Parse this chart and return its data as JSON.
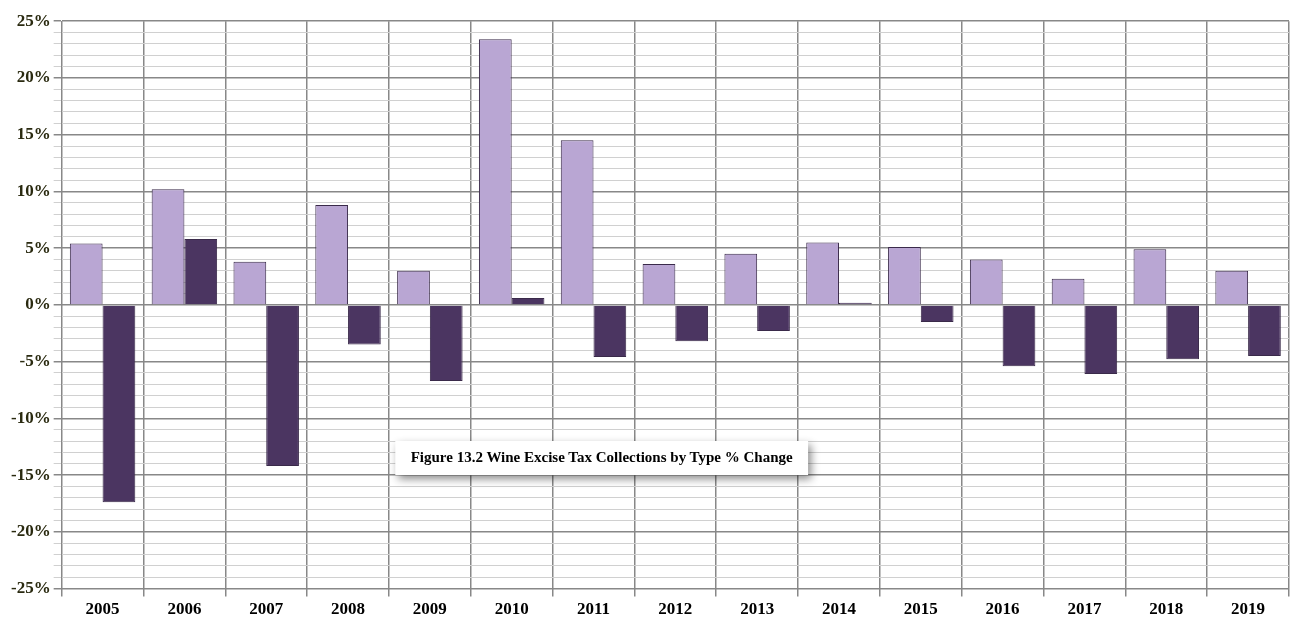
{
  "chart_data": {
    "type": "bar",
    "annotations": [
      "Figure 13.2 Wine Excise Tax Collections by Type % Change"
    ],
    "categories": [
      "2005",
      "2006",
      "2007",
      "2008",
      "2009",
      "2010",
      "2011",
      "2012",
      "2013",
      "2014",
      "2015",
      "2016",
      "2017",
      "2018",
      "2019"
    ],
    "series": [
      {
        "color": "#b9a6d3",
        "values": [
          5.4,
          10.2,
          3.8,
          8.8,
          3.0,
          23.4,
          14.5,
          3.6,
          4.5,
          5.5,
          5.1,
          4.0,
          2.3,
          4.9,
          3.0
        ]
      },
      {
        "color": "#4b3561",
        "values": [
          -17.4,
          5.8,
          -14.2,
          -3.5,
          -6.7,
          0.6,
          -4.6,
          -3.2,
          -2.3,
          0.2,
          -1.5,
          -5.4,
          -6.1,
          -4.8,
          -4.5
        ]
      }
    ],
    "ylim": [
      -25,
      25
    ],
    "yticks": [
      {
        "value": -25,
        "label": "-25%"
      },
      {
        "value": -24,
        "label": null
      },
      {
        "value": -23,
        "label": null
      },
      {
        "value": -22,
        "label": null
      },
      {
        "value": -21,
        "label": null
      },
      {
        "value": -20,
        "label": "-20%"
      },
      {
        "value": -19,
        "label": null
      },
      {
        "value": -18,
        "label": null
      },
      {
        "value": -17,
        "label": null
      },
      {
        "value": -16,
        "label": null
      },
      {
        "value": -15,
        "label": "-15%"
      },
      {
        "value": -14,
        "label": null
      },
      {
        "value": -13,
        "label": null
      },
      {
        "value": -12,
        "label": null
      },
      {
        "value": -11,
        "label": null
      },
      {
        "value": -10,
        "label": "-10%"
      },
      {
        "value": -9,
        "label": null
      },
      {
        "value": -8,
        "label": null
      },
      {
        "value": -7,
        "label": null
      },
      {
        "value": -6,
        "label": null
      },
      {
        "value": -5,
        "label": "-5%"
      },
      {
        "value": -4,
        "label": null
      },
      {
        "value": -3,
        "label": null
      },
      {
        "value": -2,
        "label": null
      },
      {
        "value": -1,
        "label": null
      },
      {
        "value": 0,
        "label": "0%"
      },
      {
        "value": 1,
        "label": null
      },
      {
        "value": 2,
        "label": null
      },
      {
        "value": 3,
        "label": null
      },
      {
        "value": 4,
        "label": null
      },
      {
        "value": 5,
        "label": "5%"
      },
      {
        "value": 6,
        "label": null
      },
      {
        "value": 7,
        "label": null
      },
      {
        "value": 8,
        "label": null
      },
      {
        "value": 9,
        "label": null
      },
      {
        "value": 10,
        "label": "10%"
      },
      {
        "value": 11,
        "label": null
      },
      {
        "value": 12,
        "label": null
      },
      {
        "value": 13,
        "label": null
      },
      {
        "value": 14,
        "label": null
      },
      {
        "value": 15,
        "label": "15%"
      },
      {
        "value": 16,
        "label": null
      },
      {
        "value": 17,
        "label": null
      },
      {
        "value": 18,
        "label": null
      },
      {
        "value": 19,
        "label": null
      },
      {
        "value": 20,
        "label": "20%"
      },
      {
        "value": 21,
        "label": null
      },
      {
        "value": 22,
        "label": null
      },
      {
        "value": 23,
        "label": null
      },
      {
        "value": 24,
        "label": null
      },
      {
        "value": 25,
        "label": "25%"
      }
    ],
    "grid": true,
    "legend": false
  }
}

+++++

(EXERCISE BRIEF): Reproduce every line of the material precisely, omitting its pictures.

(FINAL ANSWER):
Parse this chart and return its data as JSON.
{
  "chart_data": {
    "type": "bar",
    "annotations": [
      "Figure 13.2 Wine Excise Tax Collections by Type % Change"
    ],
    "categories": [
      "2005",
      "2006",
      "2007",
      "2008",
      "2009",
      "2010",
      "2011",
      "2012",
      "2013",
      "2014",
      "2015",
      "2016",
      "2017",
      "2018",
      "2019"
    ],
    "series": [
      {
        "color": "#b9a6d3",
        "values": [
          5.4,
          10.2,
          3.8,
          8.8,
          3.0,
          23.4,
          14.5,
          3.6,
          4.5,
          5.5,
          5.1,
          4.0,
          2.3,
          4.9,
          3.0
        ]
      },
      {
        "color": "#4b3561",
        "values": [
          -17.4,
          5.8,
          -14.2,
          -3.5,
          -6.7,
          0.6,
          -4.6,
          -3.2,
          -2.3,
          0.2,
          -1.5,
          -5.4,
          -6.1,
          -4.8,
          -4.5
        ]
      }
    ],
    "ylim": [
      -25,
      25
    ],
    "yticks": [
      {
        "value": -25,
        "label": "-25%"
      },
      {
        "value": -24,
        "label": null
      },
      {
        "value": -23,
        "label": null
      },
      {
        "value": -22,
        "label": null
      },
      {
        "value": -21,
        "label": null
      },
      {
        "value": -20,
        "label": "-20%"
      },
      {
        "value": -19,
        "label": null
      },
      {
        "value": -18,
        "label": null
      },
      {
        "value": -17,
        "label": null
      },
      {
        "value": -16,
        "label": null
      },
      {
        "value": -15,
        "label": "-15%"
      },
      {
        "value": -14,
        "label": null
      },
      {
        "value": -13,
        "label": null
      },
      {
        "value": -12,
        "label": null
      },
      {
        "value": -11,
        "label": null
      },
      {
        "value": -10,
        "label": "-10%"
      },
      {
        "value": -9,
        "label": null
      },
      {
        "value": -8,
        "label": null
      },
      {
        "value": -7,
        "label": null
      },
      {
        "value": -6,
        "label": null
      },
      {
        "value": -5,
        "label": "-5%"
      },
      {
        "value": -4,
        "label": null
      },
      {
        "value": -3,
        "label": null
      },
      {
        "value": -2,
        "label": null
      },
      {
        "value": -1,
        "label": null
      },
      {
        "value": 0,
        "label": "0%"
      },
      {
        "value": 1,
        "label": null
      },
      {
        "value": 2,
        "label": null
      },
      {
        "value": 3,
        "label": null
      },
      {
        "value": 4,
        "label": null
      },
      {
        "value": 5,
        "label": "5%"
      },
      {
        "value": 6,
        "label": null
      },
      {
        "value": 7,
        "label": null
      },
      {
        "value": 8,
        "label": null
      },
      {
        "value": 9,
        "label": null
      },
      {
        "value": 10,
        "label": "10%"
      },
      {
        "value": 11,
        "label": null
      },
      {
        "value": 12,
        "label": null
      },
      {
        "value": 13,
        "label": null
      },
      {
        "value": 14,
        "label": null
      },
      {
        "value": 15,
        "label": "15%"
      },
      {
        "value": 16,
        "label": null
      },
      {
        "value": 17,
        "label": null
      },
      {
        "value": 18,
        "label": null
      },
      {
        "value": 19,
        "label": null
      },
      {
        "value": 20,
        "label": "20%"
      },
      {
        "value": 21,
        "label": null
      },
      {
        "value": 22,
        "label": null
      },
      {
        "value": 23,
        "label": null
      },
      {
        "value": 24,
        "label": null
      },
      {
        "value": 25,
        "label": "25%"
      }
    ],
    "grid": true,
    "legend": false
  }
}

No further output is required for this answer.